(Data entries)
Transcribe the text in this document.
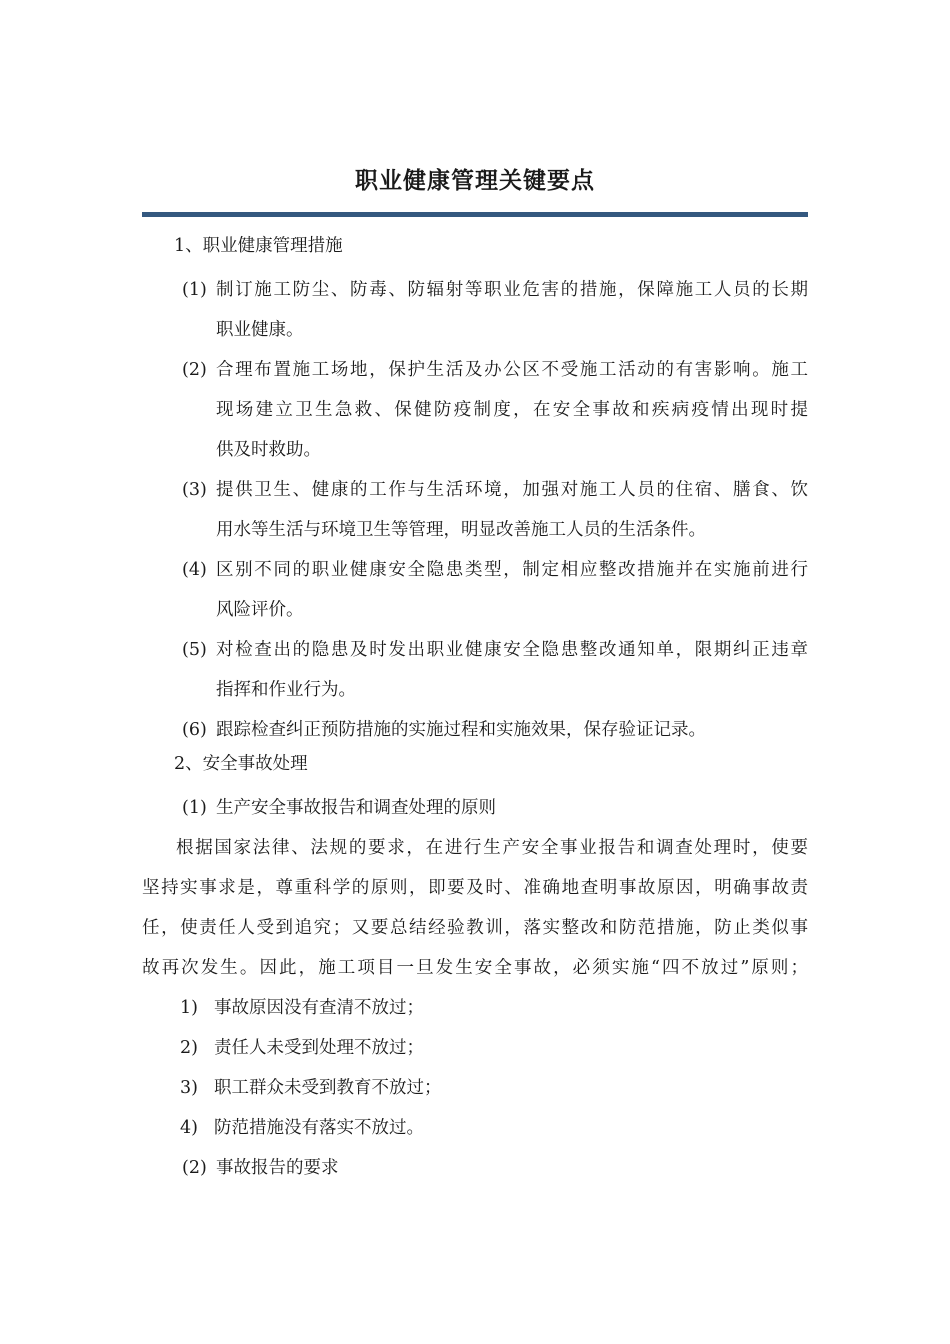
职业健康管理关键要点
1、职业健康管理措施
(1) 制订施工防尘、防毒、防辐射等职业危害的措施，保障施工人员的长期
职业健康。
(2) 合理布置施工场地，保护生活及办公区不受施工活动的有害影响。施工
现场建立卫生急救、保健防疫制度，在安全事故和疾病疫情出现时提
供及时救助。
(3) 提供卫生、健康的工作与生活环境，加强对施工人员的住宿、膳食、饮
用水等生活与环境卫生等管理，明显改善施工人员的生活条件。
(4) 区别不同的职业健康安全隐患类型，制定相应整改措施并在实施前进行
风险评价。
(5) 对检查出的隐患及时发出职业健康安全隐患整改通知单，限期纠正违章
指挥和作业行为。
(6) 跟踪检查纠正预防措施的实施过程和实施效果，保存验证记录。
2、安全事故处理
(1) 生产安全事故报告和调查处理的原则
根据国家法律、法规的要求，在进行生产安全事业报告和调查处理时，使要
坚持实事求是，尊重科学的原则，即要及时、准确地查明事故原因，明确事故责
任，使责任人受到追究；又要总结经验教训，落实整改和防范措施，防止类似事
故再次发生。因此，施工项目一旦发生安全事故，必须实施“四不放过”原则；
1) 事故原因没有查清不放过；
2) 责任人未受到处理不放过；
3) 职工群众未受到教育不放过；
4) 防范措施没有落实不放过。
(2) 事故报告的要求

---

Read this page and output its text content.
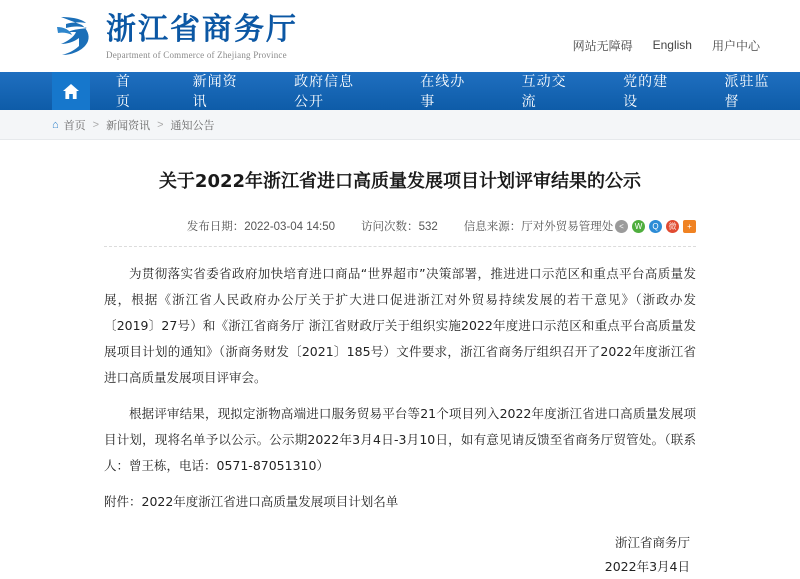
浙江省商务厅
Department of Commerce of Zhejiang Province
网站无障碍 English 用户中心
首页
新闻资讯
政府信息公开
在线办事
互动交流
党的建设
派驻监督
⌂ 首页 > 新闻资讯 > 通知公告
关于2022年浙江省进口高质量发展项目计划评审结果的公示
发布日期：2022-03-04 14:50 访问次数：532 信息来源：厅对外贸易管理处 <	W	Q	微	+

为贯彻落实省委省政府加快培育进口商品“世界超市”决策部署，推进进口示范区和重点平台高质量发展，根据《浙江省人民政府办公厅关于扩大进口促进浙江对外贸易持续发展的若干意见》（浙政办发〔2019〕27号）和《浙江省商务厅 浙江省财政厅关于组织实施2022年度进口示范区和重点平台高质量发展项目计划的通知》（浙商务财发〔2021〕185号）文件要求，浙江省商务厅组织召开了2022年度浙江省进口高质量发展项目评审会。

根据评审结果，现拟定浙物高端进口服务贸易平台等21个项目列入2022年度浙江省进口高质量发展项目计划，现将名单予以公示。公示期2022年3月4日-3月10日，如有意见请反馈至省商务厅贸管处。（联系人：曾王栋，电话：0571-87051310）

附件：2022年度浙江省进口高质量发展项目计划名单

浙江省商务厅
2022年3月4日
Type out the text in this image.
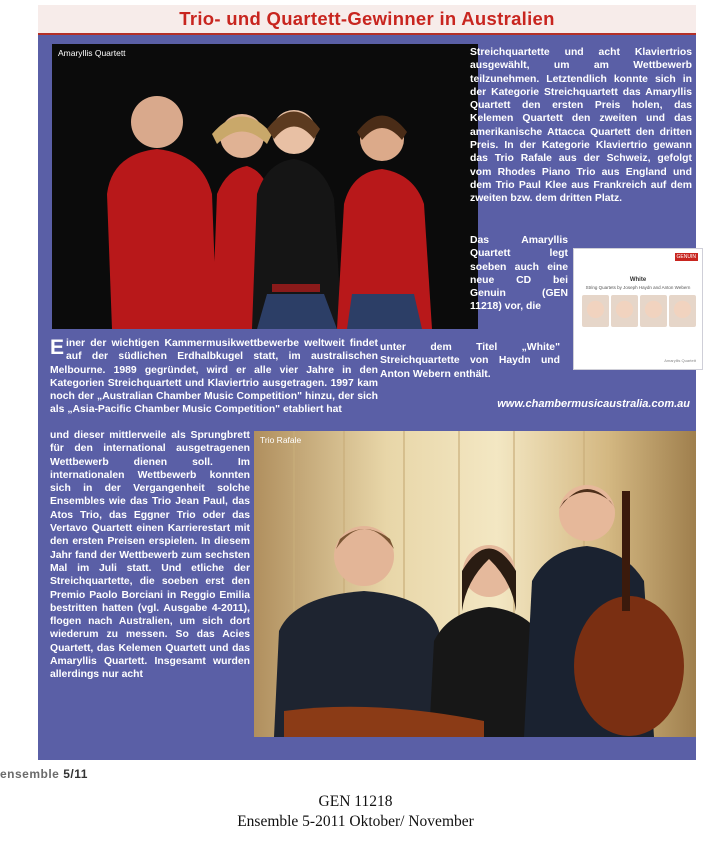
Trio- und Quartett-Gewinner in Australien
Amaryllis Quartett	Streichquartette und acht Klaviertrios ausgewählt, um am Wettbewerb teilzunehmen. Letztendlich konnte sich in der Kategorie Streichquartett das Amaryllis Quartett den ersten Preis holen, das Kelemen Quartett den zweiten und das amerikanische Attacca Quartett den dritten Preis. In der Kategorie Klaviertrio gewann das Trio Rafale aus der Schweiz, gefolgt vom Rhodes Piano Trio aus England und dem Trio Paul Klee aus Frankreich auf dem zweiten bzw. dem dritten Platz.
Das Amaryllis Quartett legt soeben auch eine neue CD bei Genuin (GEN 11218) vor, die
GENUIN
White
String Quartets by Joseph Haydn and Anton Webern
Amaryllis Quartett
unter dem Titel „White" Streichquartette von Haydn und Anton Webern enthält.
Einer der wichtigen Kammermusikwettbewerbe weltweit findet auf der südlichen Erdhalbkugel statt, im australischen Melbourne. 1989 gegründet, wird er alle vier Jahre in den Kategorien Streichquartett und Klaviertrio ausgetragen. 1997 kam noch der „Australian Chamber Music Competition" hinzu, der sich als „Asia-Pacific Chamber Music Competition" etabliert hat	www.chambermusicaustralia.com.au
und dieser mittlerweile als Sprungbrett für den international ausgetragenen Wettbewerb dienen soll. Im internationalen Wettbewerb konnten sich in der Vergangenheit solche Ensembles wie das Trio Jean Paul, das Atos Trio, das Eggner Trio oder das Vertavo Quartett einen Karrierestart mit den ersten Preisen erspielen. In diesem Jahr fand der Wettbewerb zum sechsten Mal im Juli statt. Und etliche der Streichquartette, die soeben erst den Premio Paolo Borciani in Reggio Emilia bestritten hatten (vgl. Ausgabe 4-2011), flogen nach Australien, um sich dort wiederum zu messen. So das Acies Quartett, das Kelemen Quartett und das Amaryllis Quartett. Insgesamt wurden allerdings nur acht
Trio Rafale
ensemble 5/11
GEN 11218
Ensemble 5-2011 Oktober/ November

* * *

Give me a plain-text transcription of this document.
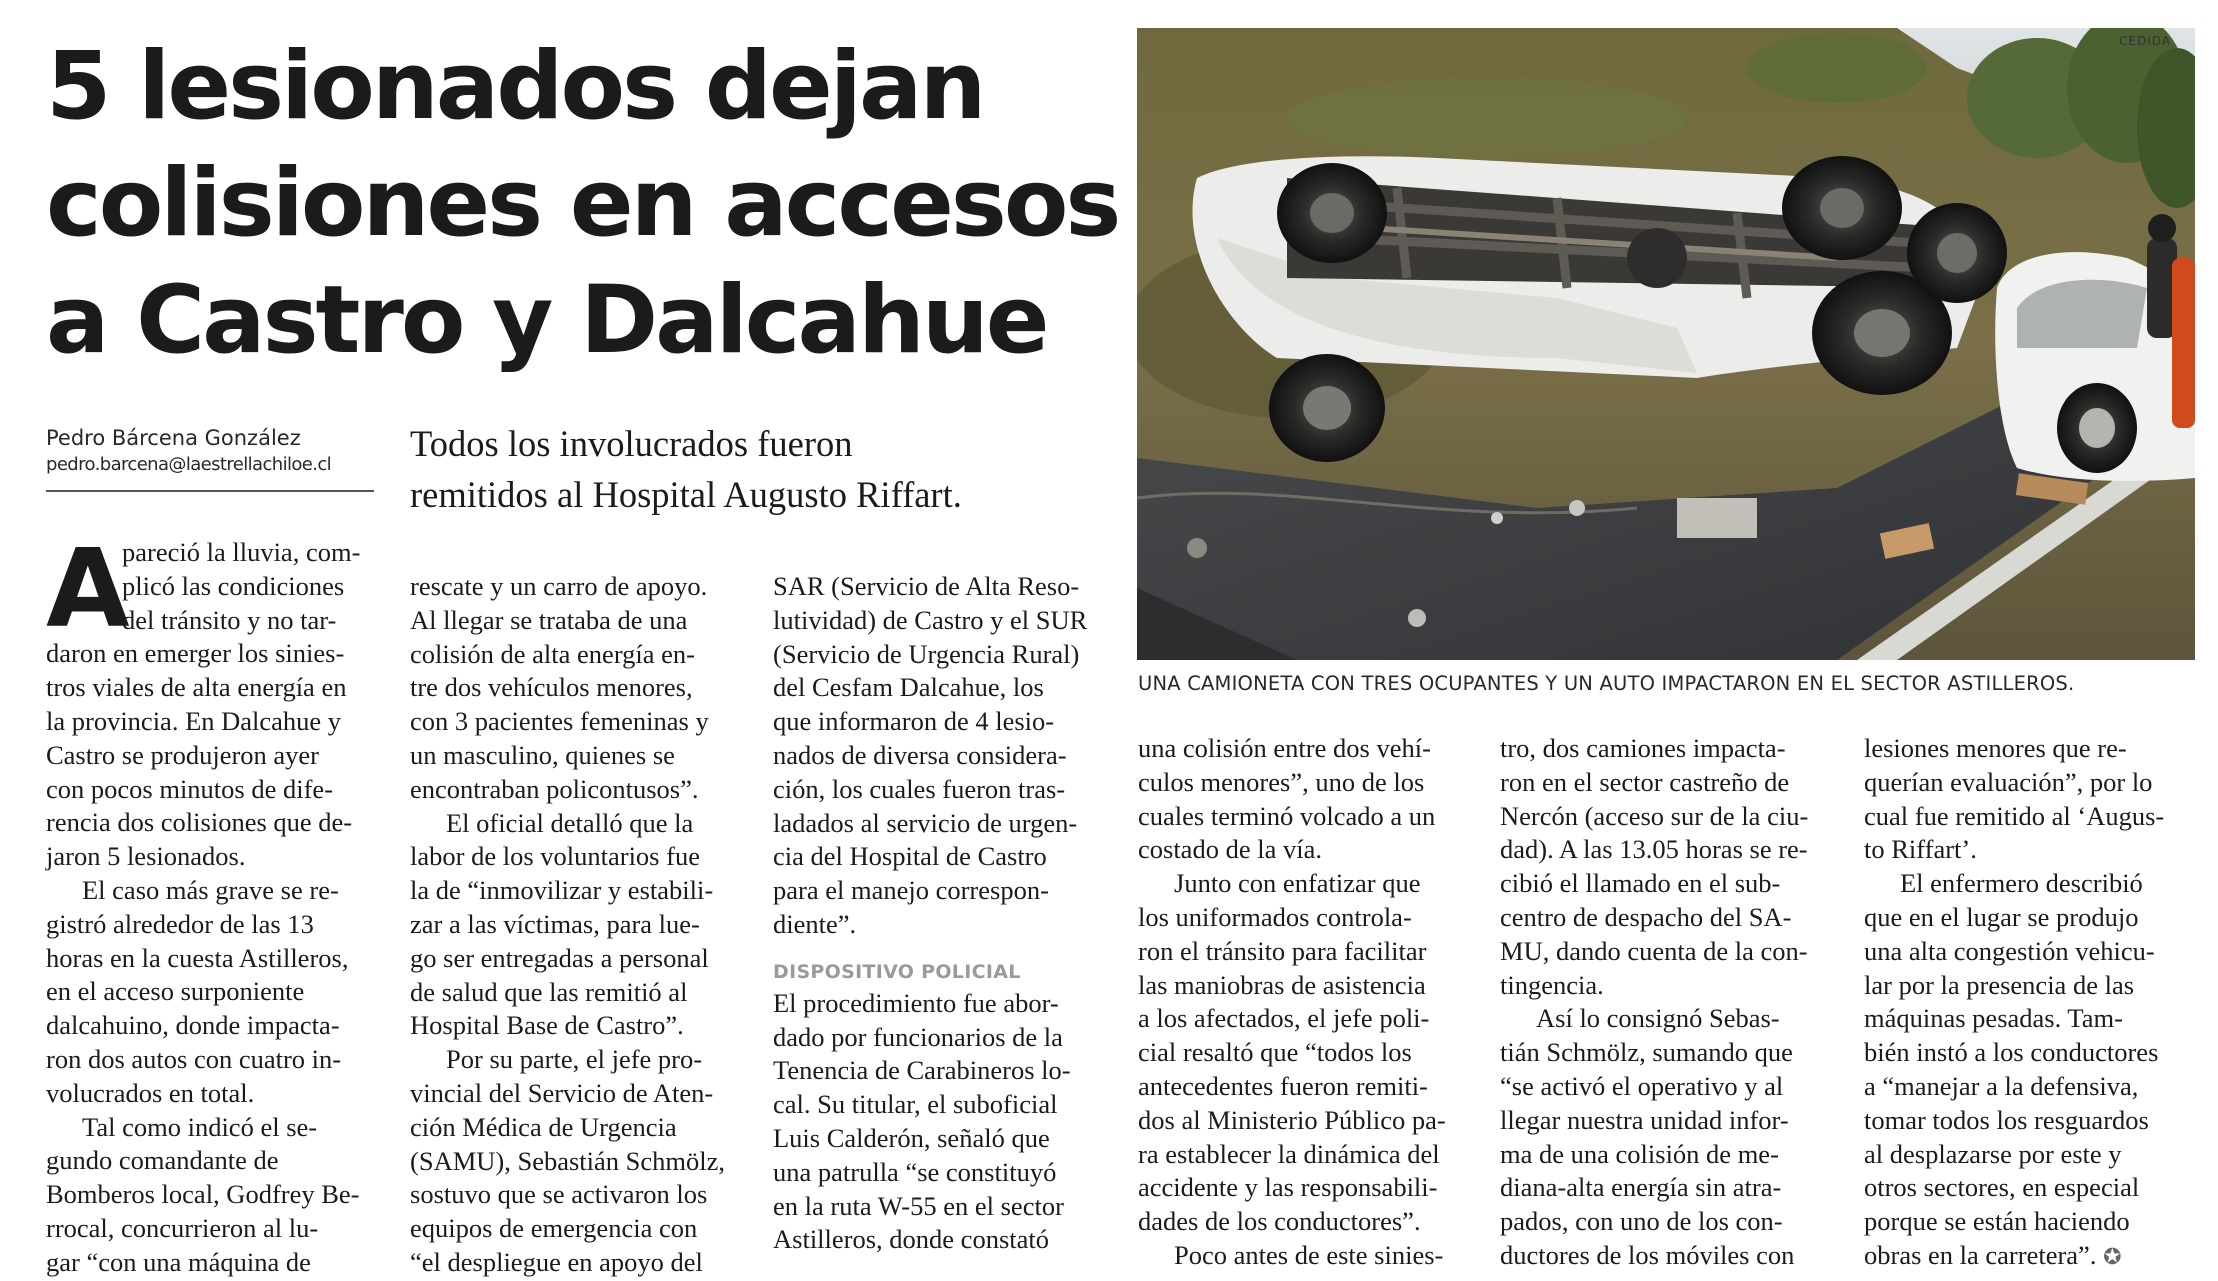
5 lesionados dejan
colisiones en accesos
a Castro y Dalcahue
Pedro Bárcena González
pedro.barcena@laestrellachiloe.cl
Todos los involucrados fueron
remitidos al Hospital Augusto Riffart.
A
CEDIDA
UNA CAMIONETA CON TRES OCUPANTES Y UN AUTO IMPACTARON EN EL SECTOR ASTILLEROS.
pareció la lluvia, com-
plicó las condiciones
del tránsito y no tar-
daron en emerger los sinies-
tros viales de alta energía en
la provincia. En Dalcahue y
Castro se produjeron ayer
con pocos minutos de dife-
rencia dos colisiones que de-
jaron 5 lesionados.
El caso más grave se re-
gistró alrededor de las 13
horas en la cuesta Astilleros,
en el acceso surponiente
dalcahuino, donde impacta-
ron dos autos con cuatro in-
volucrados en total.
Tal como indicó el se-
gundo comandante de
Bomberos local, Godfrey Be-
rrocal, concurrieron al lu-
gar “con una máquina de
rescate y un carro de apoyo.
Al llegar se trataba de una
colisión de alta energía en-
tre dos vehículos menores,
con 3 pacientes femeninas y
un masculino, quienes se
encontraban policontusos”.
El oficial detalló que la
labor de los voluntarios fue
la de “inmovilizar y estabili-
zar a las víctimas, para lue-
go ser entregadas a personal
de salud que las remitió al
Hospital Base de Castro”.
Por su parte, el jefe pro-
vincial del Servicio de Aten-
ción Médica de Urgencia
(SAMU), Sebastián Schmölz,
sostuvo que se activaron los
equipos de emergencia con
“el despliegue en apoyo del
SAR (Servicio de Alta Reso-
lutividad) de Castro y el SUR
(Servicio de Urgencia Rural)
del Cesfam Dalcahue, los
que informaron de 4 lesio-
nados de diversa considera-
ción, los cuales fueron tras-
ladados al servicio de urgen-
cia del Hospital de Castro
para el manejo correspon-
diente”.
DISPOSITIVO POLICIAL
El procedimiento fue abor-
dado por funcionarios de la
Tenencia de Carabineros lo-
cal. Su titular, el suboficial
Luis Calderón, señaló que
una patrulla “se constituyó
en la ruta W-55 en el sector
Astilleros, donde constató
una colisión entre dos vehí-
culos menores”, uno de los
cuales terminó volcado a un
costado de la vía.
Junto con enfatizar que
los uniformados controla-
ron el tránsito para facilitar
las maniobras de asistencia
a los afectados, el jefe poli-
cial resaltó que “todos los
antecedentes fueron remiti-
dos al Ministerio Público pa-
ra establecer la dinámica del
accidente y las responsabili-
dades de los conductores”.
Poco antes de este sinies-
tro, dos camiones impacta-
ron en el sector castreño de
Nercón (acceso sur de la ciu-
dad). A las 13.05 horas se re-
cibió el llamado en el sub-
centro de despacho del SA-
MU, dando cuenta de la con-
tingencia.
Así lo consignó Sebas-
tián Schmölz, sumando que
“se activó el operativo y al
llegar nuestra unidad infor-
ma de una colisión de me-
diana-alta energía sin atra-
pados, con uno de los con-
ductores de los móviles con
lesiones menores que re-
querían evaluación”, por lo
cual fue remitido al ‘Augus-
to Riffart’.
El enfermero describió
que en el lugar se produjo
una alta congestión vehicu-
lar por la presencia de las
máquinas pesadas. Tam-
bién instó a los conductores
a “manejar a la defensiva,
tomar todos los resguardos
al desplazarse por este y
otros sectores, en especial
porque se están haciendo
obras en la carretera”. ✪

### EXERCISE INSTRUCTIONS
In the entries above, find each line with the word "Webern" and show it.

### OUTPUT FOR THIS EXERCISE
String Quartets by Joseph Haydn and Anton Webern
unter dem Titel „White" Streichquartette von Haydn und Anton Webern enthält.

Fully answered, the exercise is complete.